Task to carry out: Reproduce each of the following lines character for character, in the order given.

Stored records:
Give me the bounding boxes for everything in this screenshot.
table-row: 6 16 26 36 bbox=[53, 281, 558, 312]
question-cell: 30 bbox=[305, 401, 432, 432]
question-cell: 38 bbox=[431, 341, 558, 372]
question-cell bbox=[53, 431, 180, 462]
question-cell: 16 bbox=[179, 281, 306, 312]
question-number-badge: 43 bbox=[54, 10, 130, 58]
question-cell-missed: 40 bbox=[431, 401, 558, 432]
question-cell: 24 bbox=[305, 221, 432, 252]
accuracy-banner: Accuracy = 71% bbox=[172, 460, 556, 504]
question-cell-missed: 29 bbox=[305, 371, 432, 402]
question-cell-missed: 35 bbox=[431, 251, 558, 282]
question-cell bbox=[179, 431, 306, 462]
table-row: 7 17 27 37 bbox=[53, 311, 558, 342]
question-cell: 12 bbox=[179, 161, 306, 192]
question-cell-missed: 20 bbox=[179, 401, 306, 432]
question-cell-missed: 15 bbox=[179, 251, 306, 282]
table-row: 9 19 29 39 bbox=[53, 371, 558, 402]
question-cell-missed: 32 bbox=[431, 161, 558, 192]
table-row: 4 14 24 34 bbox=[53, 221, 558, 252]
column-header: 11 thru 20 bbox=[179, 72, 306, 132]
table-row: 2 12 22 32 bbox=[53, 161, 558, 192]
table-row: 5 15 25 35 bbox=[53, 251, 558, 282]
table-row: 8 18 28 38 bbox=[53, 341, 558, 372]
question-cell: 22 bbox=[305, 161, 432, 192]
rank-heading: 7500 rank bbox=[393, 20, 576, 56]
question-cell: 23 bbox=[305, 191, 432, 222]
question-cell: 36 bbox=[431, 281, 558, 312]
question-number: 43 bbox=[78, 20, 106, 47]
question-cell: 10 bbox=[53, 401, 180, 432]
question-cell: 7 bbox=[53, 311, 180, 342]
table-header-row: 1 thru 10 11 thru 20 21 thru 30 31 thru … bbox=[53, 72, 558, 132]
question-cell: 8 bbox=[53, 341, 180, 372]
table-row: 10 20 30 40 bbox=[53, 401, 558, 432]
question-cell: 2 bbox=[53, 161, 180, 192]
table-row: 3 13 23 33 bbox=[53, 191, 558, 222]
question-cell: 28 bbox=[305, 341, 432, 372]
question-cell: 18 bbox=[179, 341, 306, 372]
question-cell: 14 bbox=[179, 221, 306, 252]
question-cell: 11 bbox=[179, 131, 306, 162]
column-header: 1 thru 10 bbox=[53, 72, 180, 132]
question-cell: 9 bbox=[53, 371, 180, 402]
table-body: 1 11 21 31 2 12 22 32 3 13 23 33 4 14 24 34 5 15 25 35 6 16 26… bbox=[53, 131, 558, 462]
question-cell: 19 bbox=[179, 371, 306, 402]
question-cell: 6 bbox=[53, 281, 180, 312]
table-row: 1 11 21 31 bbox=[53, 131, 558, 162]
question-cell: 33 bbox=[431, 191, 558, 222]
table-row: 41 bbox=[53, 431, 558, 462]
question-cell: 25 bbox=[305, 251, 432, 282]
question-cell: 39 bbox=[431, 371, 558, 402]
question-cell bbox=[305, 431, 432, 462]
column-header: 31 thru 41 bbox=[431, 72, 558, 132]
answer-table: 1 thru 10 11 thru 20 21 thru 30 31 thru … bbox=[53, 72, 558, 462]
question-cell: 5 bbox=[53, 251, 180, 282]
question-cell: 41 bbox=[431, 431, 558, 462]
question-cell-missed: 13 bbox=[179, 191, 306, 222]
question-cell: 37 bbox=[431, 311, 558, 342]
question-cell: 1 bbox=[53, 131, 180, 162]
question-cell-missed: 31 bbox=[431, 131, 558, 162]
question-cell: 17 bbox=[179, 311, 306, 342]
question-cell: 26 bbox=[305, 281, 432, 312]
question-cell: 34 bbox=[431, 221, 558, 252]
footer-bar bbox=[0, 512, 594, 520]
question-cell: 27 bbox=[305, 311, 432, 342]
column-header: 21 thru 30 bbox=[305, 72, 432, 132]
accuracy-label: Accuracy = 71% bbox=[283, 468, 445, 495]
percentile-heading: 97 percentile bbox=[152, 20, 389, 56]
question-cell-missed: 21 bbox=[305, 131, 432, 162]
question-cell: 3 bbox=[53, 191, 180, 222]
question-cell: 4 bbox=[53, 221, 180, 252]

Response to this task:
Give me the bounding boxes for everything in this screenshot.
table-row: 6 16 26 36 bbox=[53, 281, 558, 312]
question-cell: 30 bbox=[305, 401, 432, 432]
question-cell: 38 bbox=[431, 341, 558, 372]
question-cell bbox=[53, 431, 180, 462]
question-cell: 16 bbox=[179, 281, 306, 312]
question-number-badge: 43 bbox=[54, 10, 130, 58]
question-cell-missed: 40 bbox=[431, 401, 558, 432]
question-cell: 24 bbox=[305, 221, 432, 252]
accuracy-banner: Accuracy = 71% bbox=[172, 460, 556, 504]
question-cell-missed: 29 bbox=[305, 371, 432, 402]
question-cell-missed: 35 bbox=[431, 251, 558, 282]
question-cell bbox=[179, 431, 306, 462]
table-row: 7 17 27 37 bbox=[53, 311, 558, 342]
question-cell: 12 bbox=[179, 161, 306, 192]
question-cell-missed: 20 bbox=[179, 401, 306, 432]
question-cell-missed: 15 bbox=[179, 251, 306, 282]
table-row: 9 19 29 39 bbox=[53, 371, 558, 402]
question-cell-missed: 32 bbox=[431, 161, 558, 192]
table-row: 4 14 24 34 bbox=[53, 221, 558, 252]
column-header: 11 thru 20 bbox=[179, 72, 306, 132]
table-row: 2 12 22 32 bbox=[53, 161, 558, 192]
table-row: 5 15 25 35 bbox=[53, 251, 558, 282]
table-row: 8 18 28 38 bbox=[53, 341, 558, 372]
question-cell: 22 bbox=[305, 161, 432, 192]
rank-heading: 7500 rank bbox=[393, 20, 576, 56]
question-cell: 23 bbox=[305, 191, 432, 222]
question-cell: 36 bbox=[431, 281, 558, 312]
question-number: 43 bbox=[78, 20, 106, 47]
question-cell: 10 bbox=[53, 401, 180, 432]
question-cell: 7 bbox=[53, 311, 180, 342]
table-header-row: 1 thru 10 11 thru 20 21 thru 30 31 thru … bbox=[53, 72, 558, 132]
question-cell: 8 bbox=[53, 341, 180, 372]
table-row: 10 20 30 40 bbox=[53, 401, 558, 432]
question-cell: 2 bbox=[53, 161, 180, 192]
table-row: 3 13 23 33 bbox=[53, 191, 558, 222]
question-cell: 28 bbox=[305, 341, 432, 372]
question-cell: 18 bbox=[179, 341, 306, 372]
question-cell: 14 bbox=[179, 221, 306, 252]
question-cell: 11 bbox=[179, 131, 306, 162]
column-header: 1 thru 10 bbox=[53, 72, 180, 132]
question-cell: 9 bbox=[53, 371, 180, 402]
table-body: 1 11 21 31 2 12 22 32 3 13 23 33 4 14 24 34 5 15 25 35 6 16 26… bbox=[53, 131, 558, 462]
question-cell: 19 bbox=[179, 371, 306, 402]
question-cell: 6 bbox=[53, 281, 180, 312]
table-row: 1 11 21 31 bbox=[53, 131, 558, 162]
question-cell: 33 bbox=[431, 191, 558, 222]
table-row: 41 bbox=[53, 431, 558, 462]
question-cell: 25 bbox=[305, 251, 432, 282]
question-cell: 39 bbox=[431, 371, 558, 402]
question-cell bbox=[305, 431, 432, 462]
column-header: 31 thru 41 bbox=[431, 72, 558, 132]
answer-table: 1 thru 10 11 thru 20 21 thru 30 31 thru … bbox=[53, 72, 558, 462]
question-cell: 5 bbox=[53, 251, 180, 282]
question-cell: 41 bbox=[431, 431, 558, 462]
question-cell-missed: 13 bbox=[179, 191, 306, 222]
question-cell: 37 bbox=[431, 311, 558, 342]
question-cell: 1 bbox=[53, 131, 180, 162]
question-cell-missed: 31 bbox=[431, 131, 558, 162]
question-cell: 17 bbox=[179, 311, 306, 342]
question-cell: 26 bbox=[305, 281, 432, 312]
question-cell: 34 bbox=[431, 221, 558, 252]
footer-bar bbox=[0, 512, 594, 520]
question-cell: 27 bbox=[305, 311, 432, 342]
column-header: 21 thru 30 bbox=[305, 72, 432, 132]
accuracy-label: Accuracy = 71% bbox=[283, 468, 445, 495]
percentile-heading: 97 percentile bbox=[152, 20, 389, 56]
question-cell-missed: 21 bbox=[305, 131, 432, 162]
question-cell: 3 bbox=[53, 191, 180, 222]
question-cell: 4 bbox=[53, 221, 180, 252]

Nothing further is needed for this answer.